Problem statement: Copy out every line of the material below, character for character and in the same order.

Source data:
((
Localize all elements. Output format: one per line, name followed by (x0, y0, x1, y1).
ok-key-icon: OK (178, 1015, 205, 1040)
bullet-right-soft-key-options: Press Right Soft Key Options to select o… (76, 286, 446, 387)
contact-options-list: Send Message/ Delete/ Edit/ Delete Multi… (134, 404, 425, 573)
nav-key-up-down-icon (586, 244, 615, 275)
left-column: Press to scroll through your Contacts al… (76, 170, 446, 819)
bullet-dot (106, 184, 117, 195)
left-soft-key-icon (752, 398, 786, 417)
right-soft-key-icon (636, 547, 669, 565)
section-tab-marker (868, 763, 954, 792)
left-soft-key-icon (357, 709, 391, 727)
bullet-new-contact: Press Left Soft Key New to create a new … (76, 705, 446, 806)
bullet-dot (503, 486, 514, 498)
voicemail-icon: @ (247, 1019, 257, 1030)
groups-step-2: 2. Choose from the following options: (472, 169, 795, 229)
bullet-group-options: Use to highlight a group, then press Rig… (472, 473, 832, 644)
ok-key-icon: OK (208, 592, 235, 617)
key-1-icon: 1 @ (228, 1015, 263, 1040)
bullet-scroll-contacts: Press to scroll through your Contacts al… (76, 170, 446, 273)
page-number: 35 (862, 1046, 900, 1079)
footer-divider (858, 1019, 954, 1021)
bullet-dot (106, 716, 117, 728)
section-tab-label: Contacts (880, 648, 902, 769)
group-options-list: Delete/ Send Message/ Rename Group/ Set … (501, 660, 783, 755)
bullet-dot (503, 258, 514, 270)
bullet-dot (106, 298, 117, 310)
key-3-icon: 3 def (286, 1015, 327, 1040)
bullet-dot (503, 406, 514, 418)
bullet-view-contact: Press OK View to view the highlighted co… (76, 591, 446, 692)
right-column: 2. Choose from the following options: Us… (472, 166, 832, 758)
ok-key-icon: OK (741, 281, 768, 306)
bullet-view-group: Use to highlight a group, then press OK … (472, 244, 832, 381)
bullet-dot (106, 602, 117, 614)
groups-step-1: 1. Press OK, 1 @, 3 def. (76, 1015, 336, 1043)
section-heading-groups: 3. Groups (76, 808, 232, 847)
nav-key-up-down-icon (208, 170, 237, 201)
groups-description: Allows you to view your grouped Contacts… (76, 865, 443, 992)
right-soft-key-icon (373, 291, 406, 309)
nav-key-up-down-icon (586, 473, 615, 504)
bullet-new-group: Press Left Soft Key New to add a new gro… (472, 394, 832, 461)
))
Full response:
Localize all elements. Output format: one per line, name followed by (x0, y0, x1, y1).
ok-key-icon: OK (178, 1015, 205, 1040)
bullet-right-soft-key-options: Press Right Soft Key Options to select o… (76, 286, 446, 387)
contact-options-list: Send Message/ Delete/ Edit/ Delete Multi… (134, 404, 425, 573)
nav-key-up-down-icon (586, 244, 615, 275)
left-column: Press to scroll through your Contacts al… (76, 170, 446, 819)
bullet-dot (106, 184, 117, 195)
left-soft-key-icon (752, 398, 786, 417)
right-soft-key-icon (636, 547, 669, 565)
section-tab-marker (868, 763, 954, 792)
left-soft-key-icon (357, 709, 391, 727)
bullet-new-contact: Press Left Soft Key New to create a new … (76, 705, 446, 806)
bullet-dot (503, 486, 514, 498)
voicemail-icon: @ (247, 1019, 257, 1030)
groups-step-2: 2. Choose from the following options: (472, 169, 795, 229)
bullet-group-options: Use to highlight a group, then press Rig… (472, 473, 832, 644)
ok-key-icon: OK (208, 592, 235, 617)
key-1-icon: 1 @ (228, 1015, 263, 1040)
bullet-scroll-contacts: Press to scroll through your Contacts al… (76, 170, 446, 273)
page-number: 35 (862, 1046, 900, 1079)
footer-divider (858, 1019, 954, 1021)
bullet-dot (106, 716, 117, 728)
section-tab-label: Contacts (880, 648, 902, 769)
group-options-list: Delete/ Send Message/ Rename Group/ Set … (501, 660, 783, 755)
bullet-dot (503, 258, 514, 270)
bullet-dot (106, 298, 117, 310)
key-3-icon: 3 def (286, 1015, 327, 1040)
bullet-dot (503, 406, 514, 418)
bullet-view-contact: Press OK View to view the highlighted co… (76, 591, 446, 692)
right-column: 2. Choose from the following options: Us… (472, 166, 832, 758)
ok-key-icon: OK (741, 281, 768, 306)
bullet-view-group: Use to highlight a group, then press OK … (472, 244, 832, 381)
bullet-dot (106, 602, 117, 614)
groups-step-1: 1. Press OK, 1 @, 3 def. (76, 1015, 336, 1043)
section-heading-groups: 3. Groups (76, 808, 232, 847)
nav-key-up-down-icon (208, 170, 237, 201)
groups-description: Allows you to view your grouped Contacts… (76, 865, 443, 992)
right-soft-key-icon (373, 291, 406, 309)
nav-key-up-down-icon (586, 473, 615, 504)
bullet-new-group: Press Left Soft Key New to add a new gro… (472, 394, 832, 461)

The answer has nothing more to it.